Görev → ABD savaşları ve çokuluslu şirketler üzerine olan metinden, "ABD’nin askeri fetihleri, savaşları, işgalleri" sözleriyle başlayıp "aradığını öne sürdüler." sözlerine kadar süren bölümü aynen çıkarın.

ABD’nin askeri fetihleri, savaşları, işgalleri ve yaptırımlarının hemen sonrasında ve ondan sonraki birkaç yılda çokuluslu şirketlerin yatırımlar için kârlı yerleri kaptırdığı konusunda hiç kuşku yoktur. En büyük kayıplar Ortadoğu, Körfez ve Güney Asya’daki doğal kaynakların –özellikle doğalgaz ve petrol- sömürülmesi konusunda oldu.
Bunun sonucunda bazı gözlemcilerin ABD yönetici sınıfı içinde derin yarıklar ve çatışan çıkarlar olduğu spekülasyonu yaptı. Bir yanda pro-İsrail lobileriyle ve askeri sınai erk konfigürasyonuyla bağlantılı siyasal seçkinlerin hayli militarize bir dış politika gündemi geliştirdiğini, öte yanda ise bazı en büyük ve en zengin çokuluslu şirketlerin diplomatik çözümler aradığını öne sürdüler.

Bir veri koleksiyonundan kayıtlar
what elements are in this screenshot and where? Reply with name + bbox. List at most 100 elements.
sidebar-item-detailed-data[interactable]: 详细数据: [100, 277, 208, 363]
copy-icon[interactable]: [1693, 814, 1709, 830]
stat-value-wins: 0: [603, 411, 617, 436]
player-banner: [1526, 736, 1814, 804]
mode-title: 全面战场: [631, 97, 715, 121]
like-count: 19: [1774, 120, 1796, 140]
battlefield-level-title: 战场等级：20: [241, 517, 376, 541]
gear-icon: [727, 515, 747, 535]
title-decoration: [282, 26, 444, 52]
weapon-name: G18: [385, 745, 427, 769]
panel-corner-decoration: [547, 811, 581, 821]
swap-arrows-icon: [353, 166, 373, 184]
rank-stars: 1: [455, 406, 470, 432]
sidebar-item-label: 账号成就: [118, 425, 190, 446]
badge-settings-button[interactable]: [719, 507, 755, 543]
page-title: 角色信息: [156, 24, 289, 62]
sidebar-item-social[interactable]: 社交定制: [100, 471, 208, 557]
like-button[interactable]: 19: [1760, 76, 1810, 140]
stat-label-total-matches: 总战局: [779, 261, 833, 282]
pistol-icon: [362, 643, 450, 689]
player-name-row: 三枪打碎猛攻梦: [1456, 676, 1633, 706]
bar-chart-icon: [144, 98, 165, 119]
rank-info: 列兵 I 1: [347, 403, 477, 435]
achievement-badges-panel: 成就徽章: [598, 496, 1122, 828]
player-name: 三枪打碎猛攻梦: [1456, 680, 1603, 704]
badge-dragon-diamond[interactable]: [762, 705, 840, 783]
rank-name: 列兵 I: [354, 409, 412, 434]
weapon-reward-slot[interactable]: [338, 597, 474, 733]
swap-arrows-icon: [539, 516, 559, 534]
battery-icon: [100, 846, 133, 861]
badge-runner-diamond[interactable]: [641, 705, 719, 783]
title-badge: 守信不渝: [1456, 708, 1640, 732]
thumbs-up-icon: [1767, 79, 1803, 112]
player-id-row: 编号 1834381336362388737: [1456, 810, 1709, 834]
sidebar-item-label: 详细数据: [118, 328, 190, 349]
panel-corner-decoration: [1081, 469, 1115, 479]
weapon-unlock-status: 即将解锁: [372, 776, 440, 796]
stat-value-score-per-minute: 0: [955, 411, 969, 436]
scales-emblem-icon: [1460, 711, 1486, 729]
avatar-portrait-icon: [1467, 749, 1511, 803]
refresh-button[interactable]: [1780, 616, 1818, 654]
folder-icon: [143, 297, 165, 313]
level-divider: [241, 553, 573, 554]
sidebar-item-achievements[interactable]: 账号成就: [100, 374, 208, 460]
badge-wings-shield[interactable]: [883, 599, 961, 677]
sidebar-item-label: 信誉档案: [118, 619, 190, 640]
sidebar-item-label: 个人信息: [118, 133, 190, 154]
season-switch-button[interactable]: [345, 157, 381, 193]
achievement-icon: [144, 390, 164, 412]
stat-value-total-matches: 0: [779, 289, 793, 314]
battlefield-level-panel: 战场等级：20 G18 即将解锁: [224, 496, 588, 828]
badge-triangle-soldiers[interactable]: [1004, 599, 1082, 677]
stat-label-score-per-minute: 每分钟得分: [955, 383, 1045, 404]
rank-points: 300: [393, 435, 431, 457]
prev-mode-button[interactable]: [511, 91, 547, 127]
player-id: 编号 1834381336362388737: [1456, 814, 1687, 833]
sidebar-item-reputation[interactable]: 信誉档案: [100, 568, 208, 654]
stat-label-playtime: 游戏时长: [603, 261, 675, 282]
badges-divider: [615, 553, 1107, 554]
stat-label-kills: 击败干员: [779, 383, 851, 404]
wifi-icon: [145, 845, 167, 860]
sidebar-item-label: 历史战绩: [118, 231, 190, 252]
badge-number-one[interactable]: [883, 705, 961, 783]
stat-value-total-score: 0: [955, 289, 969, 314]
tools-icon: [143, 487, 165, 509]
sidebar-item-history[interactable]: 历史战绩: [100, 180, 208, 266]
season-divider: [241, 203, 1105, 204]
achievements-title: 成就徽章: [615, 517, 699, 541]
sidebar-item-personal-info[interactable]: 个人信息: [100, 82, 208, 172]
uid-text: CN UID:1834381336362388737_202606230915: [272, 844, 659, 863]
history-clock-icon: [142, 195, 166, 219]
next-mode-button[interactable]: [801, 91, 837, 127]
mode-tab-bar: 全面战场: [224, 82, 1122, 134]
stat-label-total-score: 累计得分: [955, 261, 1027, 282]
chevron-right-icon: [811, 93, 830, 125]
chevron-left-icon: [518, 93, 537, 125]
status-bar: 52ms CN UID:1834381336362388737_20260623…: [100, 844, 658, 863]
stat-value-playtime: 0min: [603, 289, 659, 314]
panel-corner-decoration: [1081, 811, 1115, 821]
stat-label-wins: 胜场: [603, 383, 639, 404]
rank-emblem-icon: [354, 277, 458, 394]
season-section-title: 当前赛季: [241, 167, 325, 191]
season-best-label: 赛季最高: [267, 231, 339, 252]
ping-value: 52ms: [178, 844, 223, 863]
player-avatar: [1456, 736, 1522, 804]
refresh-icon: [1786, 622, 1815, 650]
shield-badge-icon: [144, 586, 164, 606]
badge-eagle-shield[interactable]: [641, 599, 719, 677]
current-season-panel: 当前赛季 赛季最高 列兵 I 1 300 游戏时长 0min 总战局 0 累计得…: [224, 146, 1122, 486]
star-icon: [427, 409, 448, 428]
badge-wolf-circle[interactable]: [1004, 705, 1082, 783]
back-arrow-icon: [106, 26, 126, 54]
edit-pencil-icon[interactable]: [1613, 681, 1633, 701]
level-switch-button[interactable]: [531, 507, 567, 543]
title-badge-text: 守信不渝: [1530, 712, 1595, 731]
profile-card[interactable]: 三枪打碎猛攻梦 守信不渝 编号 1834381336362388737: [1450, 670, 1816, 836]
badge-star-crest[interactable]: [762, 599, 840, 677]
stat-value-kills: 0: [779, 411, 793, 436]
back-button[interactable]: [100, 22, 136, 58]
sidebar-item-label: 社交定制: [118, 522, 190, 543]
--
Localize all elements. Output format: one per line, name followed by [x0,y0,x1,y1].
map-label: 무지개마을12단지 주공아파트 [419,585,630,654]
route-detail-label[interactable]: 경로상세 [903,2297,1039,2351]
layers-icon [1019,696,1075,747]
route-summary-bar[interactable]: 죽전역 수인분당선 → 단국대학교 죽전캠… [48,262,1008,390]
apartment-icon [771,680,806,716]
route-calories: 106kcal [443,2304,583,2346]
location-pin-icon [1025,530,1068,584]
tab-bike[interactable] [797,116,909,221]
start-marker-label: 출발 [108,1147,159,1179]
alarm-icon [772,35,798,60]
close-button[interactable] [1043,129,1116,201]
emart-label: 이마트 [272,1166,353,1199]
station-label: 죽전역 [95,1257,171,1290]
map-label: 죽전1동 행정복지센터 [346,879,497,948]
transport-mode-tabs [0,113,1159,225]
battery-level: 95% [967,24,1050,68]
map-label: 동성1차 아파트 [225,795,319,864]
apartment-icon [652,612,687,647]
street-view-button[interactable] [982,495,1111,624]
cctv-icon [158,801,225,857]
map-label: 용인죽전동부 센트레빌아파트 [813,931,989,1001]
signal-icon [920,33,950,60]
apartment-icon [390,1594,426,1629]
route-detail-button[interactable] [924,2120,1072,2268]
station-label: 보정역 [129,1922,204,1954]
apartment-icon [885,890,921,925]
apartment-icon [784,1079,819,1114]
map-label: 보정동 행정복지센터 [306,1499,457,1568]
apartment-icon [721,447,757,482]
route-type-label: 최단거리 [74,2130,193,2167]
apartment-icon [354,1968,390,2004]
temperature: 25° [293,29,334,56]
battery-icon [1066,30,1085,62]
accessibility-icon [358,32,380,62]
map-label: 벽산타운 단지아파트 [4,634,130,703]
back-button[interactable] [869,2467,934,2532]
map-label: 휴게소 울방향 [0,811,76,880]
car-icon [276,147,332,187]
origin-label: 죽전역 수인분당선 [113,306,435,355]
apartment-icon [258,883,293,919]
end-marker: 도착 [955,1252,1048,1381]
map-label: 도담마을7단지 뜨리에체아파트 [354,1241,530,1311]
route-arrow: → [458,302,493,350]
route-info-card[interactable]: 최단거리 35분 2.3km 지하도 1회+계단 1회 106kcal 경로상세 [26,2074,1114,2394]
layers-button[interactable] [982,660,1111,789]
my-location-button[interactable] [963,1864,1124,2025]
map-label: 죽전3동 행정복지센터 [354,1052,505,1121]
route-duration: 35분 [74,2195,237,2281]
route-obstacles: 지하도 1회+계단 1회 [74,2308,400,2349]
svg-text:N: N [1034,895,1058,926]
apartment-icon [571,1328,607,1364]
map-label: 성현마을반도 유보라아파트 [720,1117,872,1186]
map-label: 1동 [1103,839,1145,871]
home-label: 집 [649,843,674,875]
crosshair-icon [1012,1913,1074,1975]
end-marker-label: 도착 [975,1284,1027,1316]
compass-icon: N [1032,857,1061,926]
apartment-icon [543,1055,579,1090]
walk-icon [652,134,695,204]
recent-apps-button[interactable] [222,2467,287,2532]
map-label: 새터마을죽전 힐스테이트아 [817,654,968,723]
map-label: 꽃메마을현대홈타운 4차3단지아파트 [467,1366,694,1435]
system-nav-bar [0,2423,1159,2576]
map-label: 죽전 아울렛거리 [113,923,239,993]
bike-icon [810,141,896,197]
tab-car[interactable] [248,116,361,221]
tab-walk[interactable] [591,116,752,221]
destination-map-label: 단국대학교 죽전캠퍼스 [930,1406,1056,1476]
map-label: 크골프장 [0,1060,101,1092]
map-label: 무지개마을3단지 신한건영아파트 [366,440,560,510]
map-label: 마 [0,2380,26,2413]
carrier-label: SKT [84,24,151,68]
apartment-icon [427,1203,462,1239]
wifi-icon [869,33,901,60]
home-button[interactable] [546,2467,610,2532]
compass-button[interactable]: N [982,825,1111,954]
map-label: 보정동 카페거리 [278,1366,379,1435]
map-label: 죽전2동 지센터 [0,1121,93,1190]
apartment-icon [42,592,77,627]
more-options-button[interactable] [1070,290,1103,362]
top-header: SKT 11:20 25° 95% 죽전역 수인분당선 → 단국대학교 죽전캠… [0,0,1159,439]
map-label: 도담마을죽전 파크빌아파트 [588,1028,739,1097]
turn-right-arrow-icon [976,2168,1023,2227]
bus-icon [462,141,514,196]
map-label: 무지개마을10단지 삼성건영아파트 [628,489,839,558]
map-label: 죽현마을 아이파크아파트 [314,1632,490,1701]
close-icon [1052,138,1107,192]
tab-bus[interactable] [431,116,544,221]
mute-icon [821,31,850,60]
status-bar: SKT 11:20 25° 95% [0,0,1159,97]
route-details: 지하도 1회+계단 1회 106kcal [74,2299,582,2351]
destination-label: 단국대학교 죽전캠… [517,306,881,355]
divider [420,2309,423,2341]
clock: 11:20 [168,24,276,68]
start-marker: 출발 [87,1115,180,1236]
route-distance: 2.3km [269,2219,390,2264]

Alıştırmanın çözümü →
ABD’nin askeri fetihleri, savaşları, işgalleri ve yaptırımlarının hemen sonrasında ve ondan sonraki birkaç yılda çokuluslu şirketlerin yatırımlar için kârlı yerleri kaptırdığı konusunda hiç kuşku yoktur. En büyük kayıplar Ortadoğu, Körfez ve Güney Asya’daki doğal kaynakların –özellikle doğalgaz ve petrol- sömürülmesi konusunda oldu.
Bunun sonucunda bazı gözlemcilerin ABD yönetici sınıfı içinde derin yarıklar ve çatışan çıkarlar olduğu spekülasyonu yaptı. Bir yanda pro-İsrail lobileriyle ve askeri sınai erk konfigürasyonuyla bağlantılı siyasal seçkinlerin hayli militarize bir dış politika gündemi geliştirdiğini, öte yanda ise bazı en büyük ve en zengin çokuluslu şirketlerin diplomatik çözümler aradığını öne sürdüler.